TASK TO COMPLETE: For the records that follow, return only the count of lines containing the string "moments".

SUPPLIED INFORMATION:
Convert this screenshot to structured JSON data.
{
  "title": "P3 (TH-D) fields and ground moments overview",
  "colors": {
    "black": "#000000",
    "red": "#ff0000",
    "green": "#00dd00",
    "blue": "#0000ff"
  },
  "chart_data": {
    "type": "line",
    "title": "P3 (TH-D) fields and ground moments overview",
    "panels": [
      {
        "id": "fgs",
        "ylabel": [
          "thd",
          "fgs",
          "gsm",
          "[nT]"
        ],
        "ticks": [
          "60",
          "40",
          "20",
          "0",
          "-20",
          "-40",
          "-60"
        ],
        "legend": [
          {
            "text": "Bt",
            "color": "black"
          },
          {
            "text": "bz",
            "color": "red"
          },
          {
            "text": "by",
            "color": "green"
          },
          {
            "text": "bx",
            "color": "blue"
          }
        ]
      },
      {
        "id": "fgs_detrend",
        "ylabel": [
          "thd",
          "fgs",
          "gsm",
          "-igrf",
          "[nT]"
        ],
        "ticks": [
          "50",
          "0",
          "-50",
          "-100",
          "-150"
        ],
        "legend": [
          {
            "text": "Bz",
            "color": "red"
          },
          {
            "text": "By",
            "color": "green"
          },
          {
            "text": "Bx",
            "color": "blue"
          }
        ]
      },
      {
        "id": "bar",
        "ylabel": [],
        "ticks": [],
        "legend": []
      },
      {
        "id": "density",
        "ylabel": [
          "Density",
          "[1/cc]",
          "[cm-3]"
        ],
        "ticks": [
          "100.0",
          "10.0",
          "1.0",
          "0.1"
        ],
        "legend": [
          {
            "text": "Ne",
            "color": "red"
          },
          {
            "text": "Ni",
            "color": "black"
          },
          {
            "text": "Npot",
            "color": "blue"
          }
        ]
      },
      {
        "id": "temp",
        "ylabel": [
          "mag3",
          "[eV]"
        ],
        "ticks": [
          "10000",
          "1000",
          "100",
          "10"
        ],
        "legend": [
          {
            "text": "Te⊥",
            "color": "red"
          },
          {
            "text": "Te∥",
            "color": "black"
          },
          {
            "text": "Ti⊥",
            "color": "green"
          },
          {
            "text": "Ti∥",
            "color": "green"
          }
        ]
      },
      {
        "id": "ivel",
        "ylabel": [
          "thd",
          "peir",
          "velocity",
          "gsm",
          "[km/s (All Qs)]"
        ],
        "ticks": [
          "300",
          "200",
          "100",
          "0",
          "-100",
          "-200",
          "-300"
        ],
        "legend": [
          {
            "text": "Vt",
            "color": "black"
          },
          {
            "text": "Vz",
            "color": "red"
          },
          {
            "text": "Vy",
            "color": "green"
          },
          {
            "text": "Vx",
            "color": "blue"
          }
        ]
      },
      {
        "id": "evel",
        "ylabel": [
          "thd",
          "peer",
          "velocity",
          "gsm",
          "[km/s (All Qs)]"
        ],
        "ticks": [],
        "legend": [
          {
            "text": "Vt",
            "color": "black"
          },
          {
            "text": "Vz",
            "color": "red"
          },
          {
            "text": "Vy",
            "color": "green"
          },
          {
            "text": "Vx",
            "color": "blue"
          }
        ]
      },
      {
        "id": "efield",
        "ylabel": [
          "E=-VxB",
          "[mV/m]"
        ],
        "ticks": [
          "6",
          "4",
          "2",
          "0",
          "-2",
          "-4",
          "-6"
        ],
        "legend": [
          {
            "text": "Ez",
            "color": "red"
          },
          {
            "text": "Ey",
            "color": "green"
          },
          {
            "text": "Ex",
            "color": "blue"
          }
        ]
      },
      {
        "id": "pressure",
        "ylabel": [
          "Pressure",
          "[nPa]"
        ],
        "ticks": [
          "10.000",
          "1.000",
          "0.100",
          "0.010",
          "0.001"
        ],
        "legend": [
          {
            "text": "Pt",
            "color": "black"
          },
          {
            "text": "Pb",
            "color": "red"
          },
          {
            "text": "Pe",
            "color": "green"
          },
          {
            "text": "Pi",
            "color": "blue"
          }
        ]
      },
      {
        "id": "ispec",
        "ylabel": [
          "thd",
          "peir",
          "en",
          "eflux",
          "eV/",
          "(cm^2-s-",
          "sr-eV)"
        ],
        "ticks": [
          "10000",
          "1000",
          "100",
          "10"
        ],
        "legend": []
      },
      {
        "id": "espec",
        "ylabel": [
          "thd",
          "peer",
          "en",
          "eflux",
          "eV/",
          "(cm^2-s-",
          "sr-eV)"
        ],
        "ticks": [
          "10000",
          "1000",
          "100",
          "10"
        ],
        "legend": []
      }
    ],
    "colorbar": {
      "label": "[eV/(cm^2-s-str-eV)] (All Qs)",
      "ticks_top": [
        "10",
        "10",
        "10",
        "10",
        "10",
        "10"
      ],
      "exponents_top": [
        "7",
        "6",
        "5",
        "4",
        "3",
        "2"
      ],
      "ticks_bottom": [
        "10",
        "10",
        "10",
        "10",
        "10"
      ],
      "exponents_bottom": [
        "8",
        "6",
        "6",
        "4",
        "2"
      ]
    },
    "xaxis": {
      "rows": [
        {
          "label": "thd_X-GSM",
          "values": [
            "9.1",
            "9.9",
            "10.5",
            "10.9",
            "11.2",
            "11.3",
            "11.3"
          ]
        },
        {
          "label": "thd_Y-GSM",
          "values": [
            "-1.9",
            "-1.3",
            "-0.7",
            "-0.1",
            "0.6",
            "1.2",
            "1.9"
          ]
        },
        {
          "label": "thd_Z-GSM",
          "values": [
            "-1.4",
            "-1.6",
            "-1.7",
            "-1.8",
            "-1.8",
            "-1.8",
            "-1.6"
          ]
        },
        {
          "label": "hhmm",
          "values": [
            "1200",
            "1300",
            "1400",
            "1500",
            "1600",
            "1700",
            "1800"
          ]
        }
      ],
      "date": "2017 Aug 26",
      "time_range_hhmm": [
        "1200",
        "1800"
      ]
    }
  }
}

TASK OUTPUT: 2